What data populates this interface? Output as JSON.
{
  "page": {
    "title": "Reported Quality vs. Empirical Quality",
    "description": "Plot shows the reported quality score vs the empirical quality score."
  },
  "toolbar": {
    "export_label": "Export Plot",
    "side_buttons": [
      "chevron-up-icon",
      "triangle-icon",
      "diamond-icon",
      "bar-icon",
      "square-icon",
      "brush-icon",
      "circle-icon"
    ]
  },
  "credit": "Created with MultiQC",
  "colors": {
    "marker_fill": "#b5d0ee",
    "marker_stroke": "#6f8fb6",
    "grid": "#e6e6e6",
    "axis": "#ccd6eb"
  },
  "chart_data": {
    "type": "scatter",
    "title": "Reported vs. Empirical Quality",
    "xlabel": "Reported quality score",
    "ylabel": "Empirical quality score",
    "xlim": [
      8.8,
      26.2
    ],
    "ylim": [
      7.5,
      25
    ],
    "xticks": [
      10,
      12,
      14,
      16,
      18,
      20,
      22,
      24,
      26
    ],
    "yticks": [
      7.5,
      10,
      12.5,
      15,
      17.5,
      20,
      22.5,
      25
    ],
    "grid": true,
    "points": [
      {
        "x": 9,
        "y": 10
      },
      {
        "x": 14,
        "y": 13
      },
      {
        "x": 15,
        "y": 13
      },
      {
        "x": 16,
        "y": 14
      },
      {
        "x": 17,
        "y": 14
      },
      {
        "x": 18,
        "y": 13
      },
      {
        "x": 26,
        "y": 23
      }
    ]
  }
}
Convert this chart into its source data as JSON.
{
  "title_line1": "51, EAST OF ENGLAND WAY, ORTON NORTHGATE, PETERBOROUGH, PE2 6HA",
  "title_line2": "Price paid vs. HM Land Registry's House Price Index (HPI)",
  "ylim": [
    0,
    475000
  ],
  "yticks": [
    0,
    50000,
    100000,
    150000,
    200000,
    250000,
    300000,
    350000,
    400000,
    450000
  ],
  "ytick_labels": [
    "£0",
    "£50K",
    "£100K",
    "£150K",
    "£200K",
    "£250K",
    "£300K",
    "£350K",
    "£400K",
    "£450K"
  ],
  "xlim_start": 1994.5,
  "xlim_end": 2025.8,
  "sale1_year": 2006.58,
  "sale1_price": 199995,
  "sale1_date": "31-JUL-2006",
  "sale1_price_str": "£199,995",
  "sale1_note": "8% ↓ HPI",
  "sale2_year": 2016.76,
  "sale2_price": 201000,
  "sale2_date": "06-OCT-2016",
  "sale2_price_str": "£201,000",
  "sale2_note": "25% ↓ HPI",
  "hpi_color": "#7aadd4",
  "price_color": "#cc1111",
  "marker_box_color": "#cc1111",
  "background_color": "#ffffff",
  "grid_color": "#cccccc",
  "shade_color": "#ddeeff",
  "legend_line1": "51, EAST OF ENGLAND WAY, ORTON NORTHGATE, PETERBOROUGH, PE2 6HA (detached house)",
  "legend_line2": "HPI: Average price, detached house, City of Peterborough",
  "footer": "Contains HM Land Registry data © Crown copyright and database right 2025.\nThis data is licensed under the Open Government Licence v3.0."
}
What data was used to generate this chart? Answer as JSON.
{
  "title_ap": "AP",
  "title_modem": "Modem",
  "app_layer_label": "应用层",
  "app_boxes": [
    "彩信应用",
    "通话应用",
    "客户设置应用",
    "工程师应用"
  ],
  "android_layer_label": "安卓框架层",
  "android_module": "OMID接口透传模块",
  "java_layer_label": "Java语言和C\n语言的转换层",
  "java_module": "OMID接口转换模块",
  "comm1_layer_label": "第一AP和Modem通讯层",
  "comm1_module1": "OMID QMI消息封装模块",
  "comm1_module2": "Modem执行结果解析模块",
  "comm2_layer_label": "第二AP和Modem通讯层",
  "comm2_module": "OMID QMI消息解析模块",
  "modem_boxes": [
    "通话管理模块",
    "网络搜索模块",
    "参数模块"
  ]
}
* * *
§ **What the task asks**
Exactly reproduce the material above.

§ **Exercise answer**
What data populates this interface? Output as JSON.
{
  "page": {
    "title": "Reported Quality vs. Empirical Quality",
    "description": "Plot shows the reported quality score vs the empirical quality score."
  },
  "toolbar": {
    "export_label": "Export Plot",
    "side_buttons": [
      "chevron-up-icon",
      "triangle-icon",
      "diamond-icon",
      "bar-icon",
      "square-icon",
      "brush-icon",
      "circle-icon"
    ]
  },
  "credit": "Created with MultiQC",
  "colors": {
    "marker_fill": "#b5d0ee",
    "marker_stroke": "#6f8fb6",
    "grid": "#e6e6e6",
    "axis": "#ccd6eb"
  },
  "chart_data": {
    "type": "scatter",
    "title": "Reported vs. Empirical Quality",
    "xlabel": "Reported quality score",
    "ylabel": "Empirical quality score",
    "xlim": [
      8.8,
      26.2
    ],
    "ylim": [
      7.5,
      25
    ],
    "xticks": [
      10,
      12,
      14,
      16,
      18,
      20,
      22,
      24,
      26
    ],
    "yticks": [
      7.5,
      10,
      12.5,
      15,
      17.5,
      20,
      22.5,
      25
    ],
    "grid": true,
    "points": [
      {
        "x": 9,
        "y": 10
      },
      {
        "x": 14,
        "y": 13
      },
      {
        "x": 15,
        "y": 13
      },
      {
        "x": 16,
        "y": 14
      },
      {
        "x": 17,
        "y": 14
      },
      {
        "x": 18,
        "y": 13
      },
      {
        "x": 26,
        "y": 23
      }
    ]
  }
}
Convert this chart into its source data as JSON.
{
  "title_line1": "51, EAST OF ENGLAND WAY, ORTON NORTHGATE, PETERBOROUGH, PE2 6HA",
  "title_line2": "Price paid vs. HM Land Registry's House Price Index (HPI)",
  "ylim": [
    0,
    475000
  ],
  "yticks": [
    0,
    50000,
    100000,
    150000,
    200000,
    250000,
    300000,
    350000,
    400000,
    450000
  ],
  "ytick_labels": [
    "£0",
    "£50K",
    "£100K",
    "£150K",
    "£200K",
    "£250K",
    "£300K",
    "£350K",
    "£400K",
    "£450K"
  ],
  "xlim_start": 1994.5,
  "xlim_end": 2025.8,
  "sale1_year": 2006.58,
  "sale1_price": 199995,
  "sale1_date": "31-JUL-2006",
  "sale1_price_str": "£199,995",
  "sale1_note": "8% ↓ HPI",
  "sale2_year": 2016.76,
  "sale2_price": 201000,
  "sale2_date": "06-OCT-2016",
  "sale2_price_str": "£201,000",
  "sale2_note": "25% ↓ HPI",
  "hpi_color": "#7aadd4",
  "price_color": "#cc1111",
  "marker_box_color": "#cc1111",
  "background_color": "#ffffff",
  "grid_color": "#cccccc",
  "shade_color": "#ddeeff",
  "legend_line1": "51, EAST OF ENGLAND WAY, ORTON NORTHGATE, PETERBOROUGH, PE2 6HA (detached house)",
  "legend_line2": "HPI: Average price, detached house, City of Peterborough",
  "footer": "Contains HM Land Registry data © Crown copyright and database right 2025.\nThis data is licensed under the Open Government Licence v3.0."
}
What data was used to generate this chart? Answer as JSON.
{
  "title_ap": "AP",
  "title_modem": "Modem",
  "app_layer_label": "应用层",
  "app_boxes": [
    "彩信应用",
    "通话应用",
    "客户设置应用",
    "工程师应用"
  ],
  "android_layer_label": "安卓框架层",
  "android_module": "OMID接口透传模块",
  "java_layer_label": "Java语言和C\n语言的转换层",
  "java_module": "OMID接口转换模块",
  "comm1_layer_label": "第一AP和Modem通讯层",
  "comm1_module1": "OMID QMI消息封装模块",
  "comm1_module2": "Modem执行结果解析模块",
  "comm2_layer_label": "第二AP和Modem通讯层",
  "comm2_module": "OMID QMI消息解析模块",
  "modem_boxes": [
    "通话管理模块",
    "网络搜索模块",
    "参数模块"
  ]
}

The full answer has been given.